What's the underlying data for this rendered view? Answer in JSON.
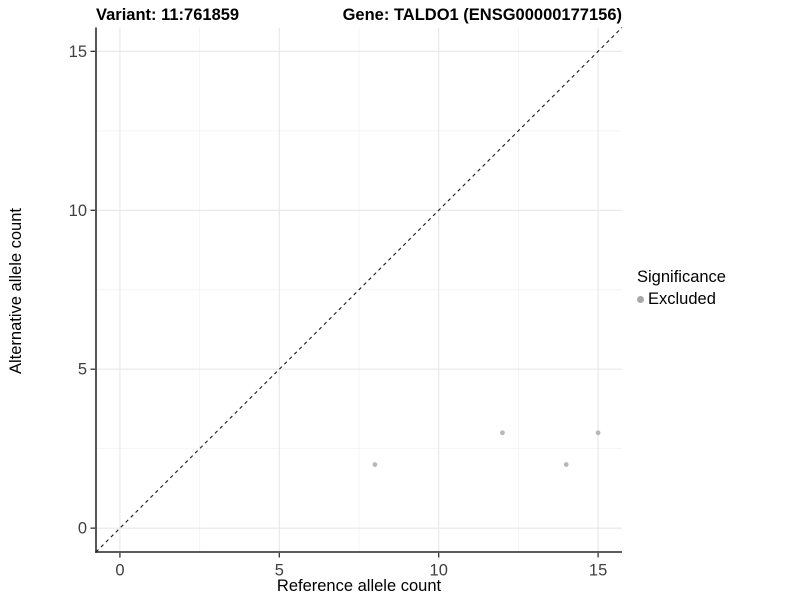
{
  "title": {
    "variant": "Variant: 11:761859",
    "gene": "Gene: TALDO1 (ENSG00000177156)"
  },
  "chart_data": {
    "type": "scatter",
    "title": "Variant: 11:761859   Gene: TALDO1 (ENSG00000177156)",
    "xlabel": "Reference allele count",
    "ylabel": "Alternative allele count",
    "xlim": [
      -0.75,
      15.75
    ],
    "ylim": [
      -0.75,
      15.75
    ],
    "x_ticks": [
      0,
      5,
      10,
      15
    ],
    "y_ticks": [
      0,
      5,
      10,
      15
    ],
    "x_minor_ticks": [
      2.5,
      7.5,
      12.5
    ],
    "y_minor_ticks": [
      2.5,
      7.5,
      12.5
    ],
    "grid": true,
    "identity_line": {
      "type": "y=x",
      "style": "dashed",
      "color": "#1a1a1a"
    },
    "series": [
      {
        "name": "Excluded",
        "color": "#b8b8b8",
        "points": [
          [
            8,
            2
          ],
          [
            12,
            3
          ],
          [
            14,
            2
          ],
          [
            15,
            3
          ]
        ]
      }
    ],
    "legend": {
      "title": "Significance",
      "position": "right",
      "items": [
        {
          "label": "Excluded",
          "color": "#a8a8a8"
        }
      ]
    }
  },
  "style_colors": {
    "grid_major": "#e7e7e7",
    "grid_minor": "#f3f3f3",
    "axis_line": "#444444",
    "tick_label": "#404040"
  }
}
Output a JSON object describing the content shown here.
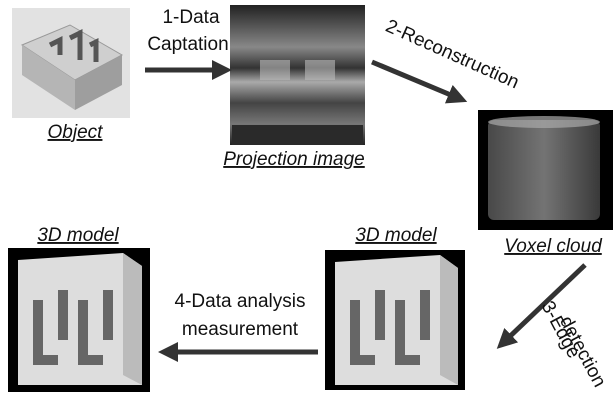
{
  "nodes": [
    {
      "label": "Object"
    },
    {
      "label": "Projection image"
    },
    {
      "label": "Voxel cloud"
    },
    {
      "label": "3D model"
    },
    {
      "label": "3D model"
    }
  ],
  "steps": [
    {
      "lines": [
        "1-Data",
        "Captation"
      ]
    },
    {
      "lines": [
        "2-Reconstruction"
      ]
    },
    {
      "lines": [
        "3-Edge",
        "detection"
      ]
    },
    {
      "lines": [
        "4-Data analysis",
        "measurement"
      ]
    }
  ]
}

#### Given instruction
Among the entries above, identify all lines with "Gene" and copy them.

#### Problem solution
    "gene": "Gene: TALDO1 (ENSG00000177156)"
    "title": "Variant: 11:761859   Gene: TALDO1 (ENSG00000177156)",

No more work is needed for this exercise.